*Dataset records on visual material*
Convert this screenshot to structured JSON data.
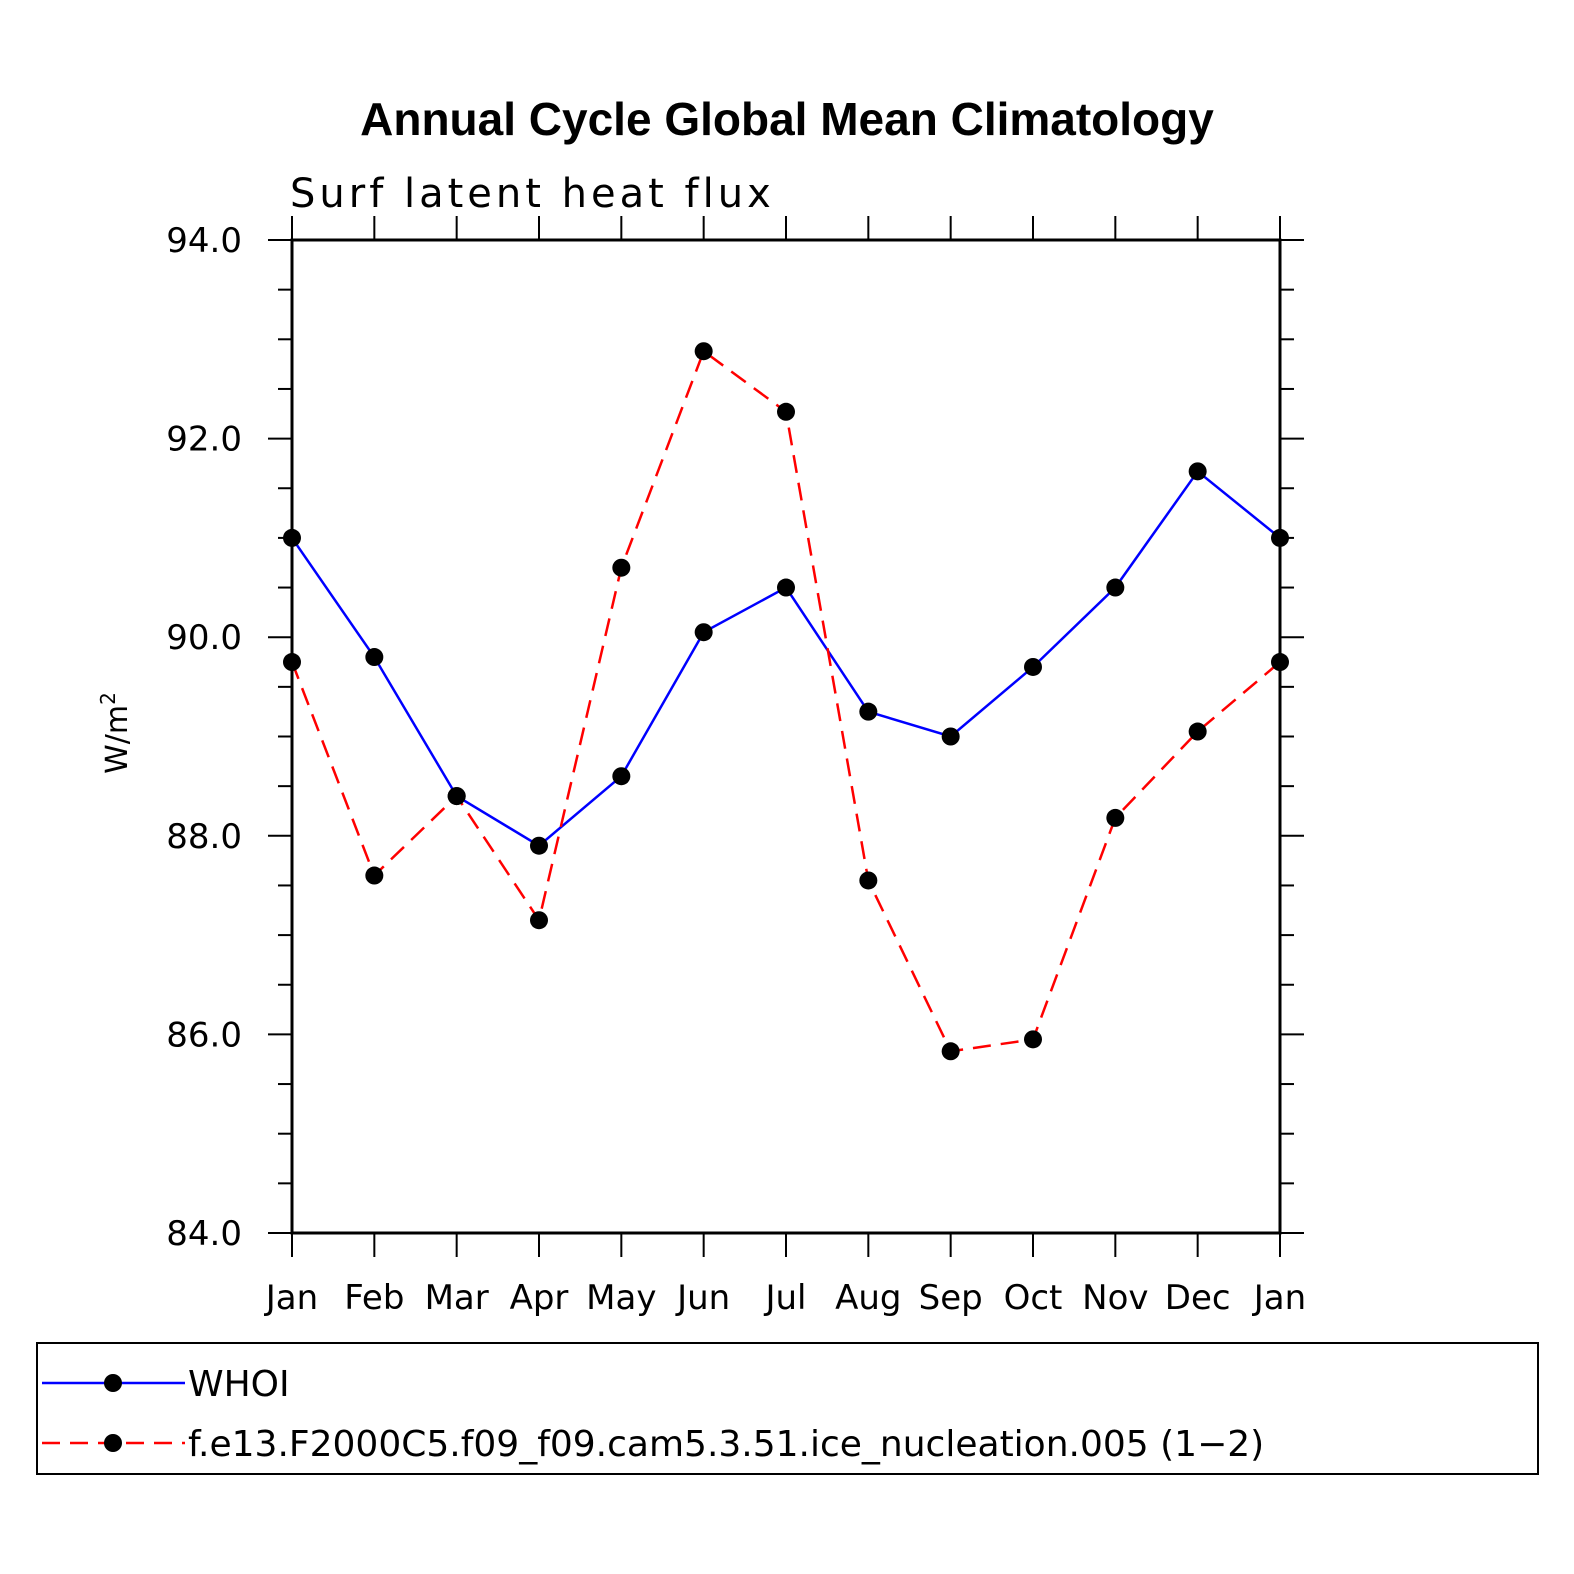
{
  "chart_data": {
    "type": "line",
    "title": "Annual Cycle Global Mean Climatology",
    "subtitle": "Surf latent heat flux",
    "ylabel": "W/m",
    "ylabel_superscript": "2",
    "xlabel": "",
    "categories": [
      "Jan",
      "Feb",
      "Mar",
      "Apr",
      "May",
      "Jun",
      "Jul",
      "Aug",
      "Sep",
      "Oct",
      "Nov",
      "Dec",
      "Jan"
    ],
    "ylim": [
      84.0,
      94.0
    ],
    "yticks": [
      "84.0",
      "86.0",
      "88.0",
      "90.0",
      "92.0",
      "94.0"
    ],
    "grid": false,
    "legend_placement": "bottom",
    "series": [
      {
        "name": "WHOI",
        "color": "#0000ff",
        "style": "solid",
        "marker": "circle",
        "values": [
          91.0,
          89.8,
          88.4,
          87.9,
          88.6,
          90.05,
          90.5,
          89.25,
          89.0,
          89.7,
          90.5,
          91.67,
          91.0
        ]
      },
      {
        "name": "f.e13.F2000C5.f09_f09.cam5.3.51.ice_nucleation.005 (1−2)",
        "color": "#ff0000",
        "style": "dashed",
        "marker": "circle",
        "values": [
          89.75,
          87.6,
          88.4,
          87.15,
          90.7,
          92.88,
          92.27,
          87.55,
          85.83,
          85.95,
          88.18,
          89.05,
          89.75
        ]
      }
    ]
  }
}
--
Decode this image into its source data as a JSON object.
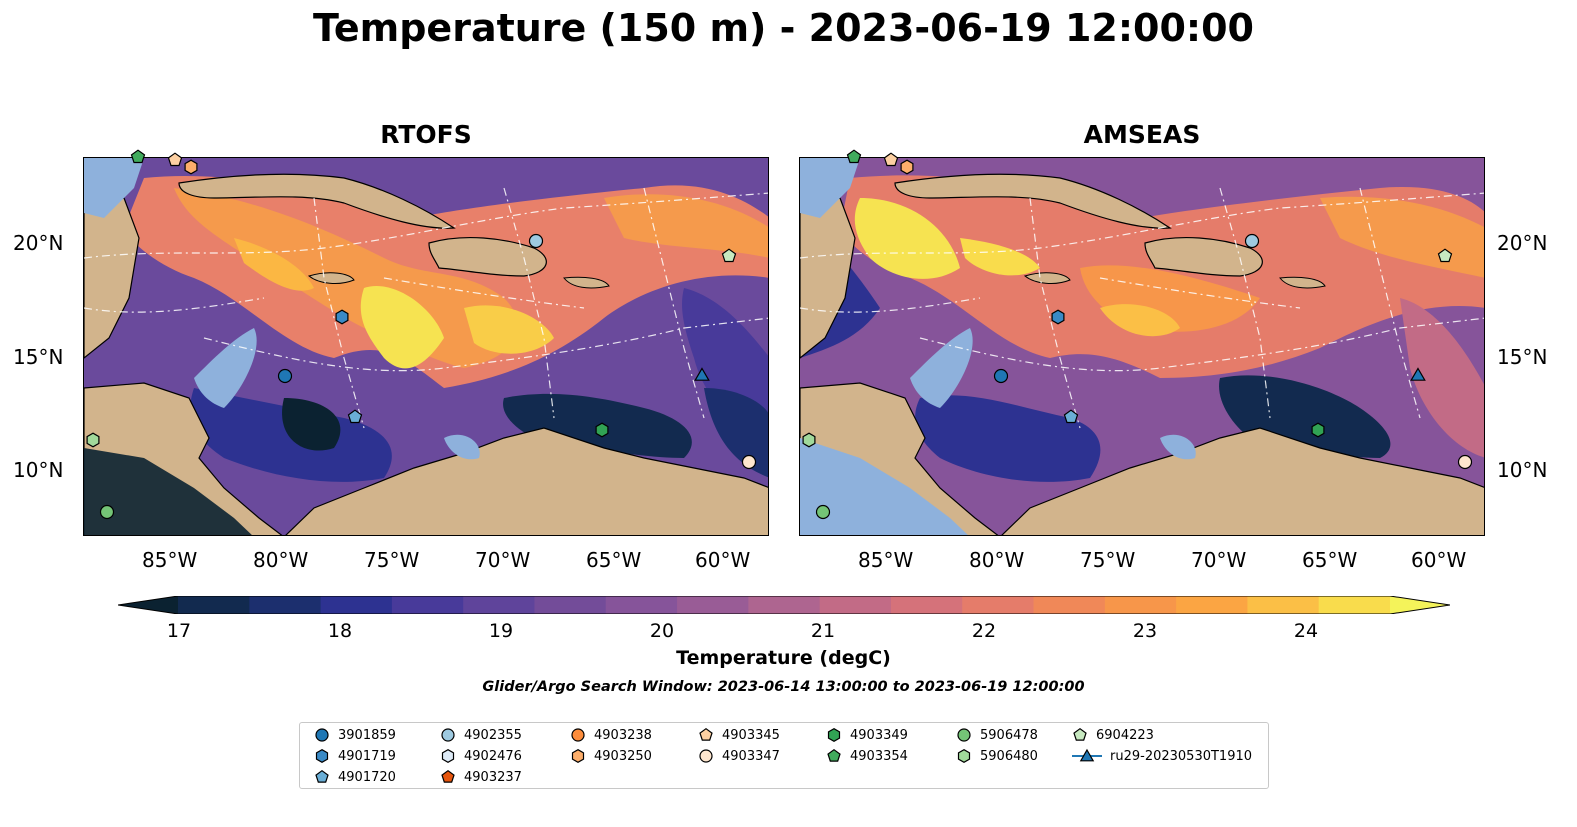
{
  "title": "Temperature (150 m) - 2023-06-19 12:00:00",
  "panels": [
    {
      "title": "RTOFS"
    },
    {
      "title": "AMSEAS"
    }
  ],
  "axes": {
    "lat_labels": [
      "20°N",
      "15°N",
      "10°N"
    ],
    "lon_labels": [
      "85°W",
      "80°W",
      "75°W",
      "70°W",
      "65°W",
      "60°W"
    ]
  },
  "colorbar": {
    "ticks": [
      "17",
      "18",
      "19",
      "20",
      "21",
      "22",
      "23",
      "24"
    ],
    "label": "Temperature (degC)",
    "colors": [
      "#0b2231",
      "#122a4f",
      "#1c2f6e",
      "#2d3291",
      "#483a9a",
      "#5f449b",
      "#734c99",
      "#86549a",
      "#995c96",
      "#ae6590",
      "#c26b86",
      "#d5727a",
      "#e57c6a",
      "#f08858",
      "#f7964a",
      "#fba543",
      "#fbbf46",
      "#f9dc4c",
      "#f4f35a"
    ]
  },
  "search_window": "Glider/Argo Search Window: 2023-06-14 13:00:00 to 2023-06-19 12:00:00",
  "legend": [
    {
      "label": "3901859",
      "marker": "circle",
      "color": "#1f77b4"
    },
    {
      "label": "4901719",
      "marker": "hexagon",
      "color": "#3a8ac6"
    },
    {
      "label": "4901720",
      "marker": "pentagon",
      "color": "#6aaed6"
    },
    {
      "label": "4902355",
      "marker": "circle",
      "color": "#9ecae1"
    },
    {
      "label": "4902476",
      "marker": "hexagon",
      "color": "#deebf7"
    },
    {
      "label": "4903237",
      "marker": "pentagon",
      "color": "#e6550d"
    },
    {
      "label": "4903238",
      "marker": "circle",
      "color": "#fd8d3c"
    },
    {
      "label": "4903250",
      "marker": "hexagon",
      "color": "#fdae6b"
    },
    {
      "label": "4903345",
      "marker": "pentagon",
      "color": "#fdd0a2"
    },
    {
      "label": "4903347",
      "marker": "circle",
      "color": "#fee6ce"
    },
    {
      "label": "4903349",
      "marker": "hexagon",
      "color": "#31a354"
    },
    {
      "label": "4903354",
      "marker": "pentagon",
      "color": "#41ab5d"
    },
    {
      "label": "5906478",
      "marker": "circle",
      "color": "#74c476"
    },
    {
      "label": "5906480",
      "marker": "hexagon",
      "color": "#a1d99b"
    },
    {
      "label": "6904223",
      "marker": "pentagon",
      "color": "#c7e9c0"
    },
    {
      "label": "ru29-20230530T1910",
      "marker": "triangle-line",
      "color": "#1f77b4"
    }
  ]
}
* * *
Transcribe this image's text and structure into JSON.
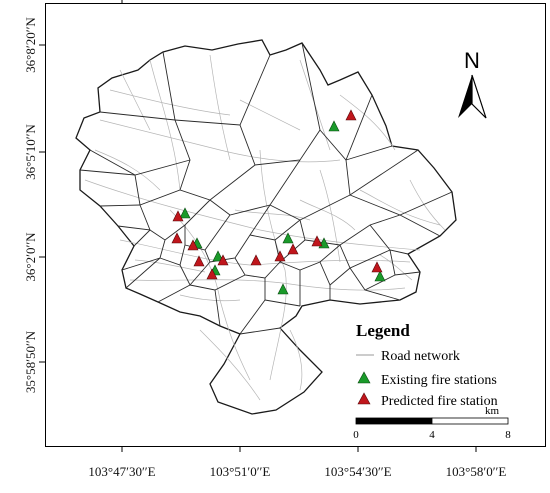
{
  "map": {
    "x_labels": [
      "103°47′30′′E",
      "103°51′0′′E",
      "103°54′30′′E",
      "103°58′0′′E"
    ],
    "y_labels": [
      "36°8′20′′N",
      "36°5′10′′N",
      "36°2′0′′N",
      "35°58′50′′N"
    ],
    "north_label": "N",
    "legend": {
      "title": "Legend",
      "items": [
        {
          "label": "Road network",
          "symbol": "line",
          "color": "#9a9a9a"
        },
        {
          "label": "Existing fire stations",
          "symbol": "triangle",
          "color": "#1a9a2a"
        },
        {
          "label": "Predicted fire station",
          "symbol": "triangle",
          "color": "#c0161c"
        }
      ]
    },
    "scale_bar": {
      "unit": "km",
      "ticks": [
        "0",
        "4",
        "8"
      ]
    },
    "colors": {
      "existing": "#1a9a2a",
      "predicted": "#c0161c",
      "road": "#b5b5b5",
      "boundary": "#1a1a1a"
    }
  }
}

*Set exercise*
Search the listing for the word "fire" and return each line that holds it.

*Solution*
          "label": "Existing fire stations",
          "label": "Predicted fire station",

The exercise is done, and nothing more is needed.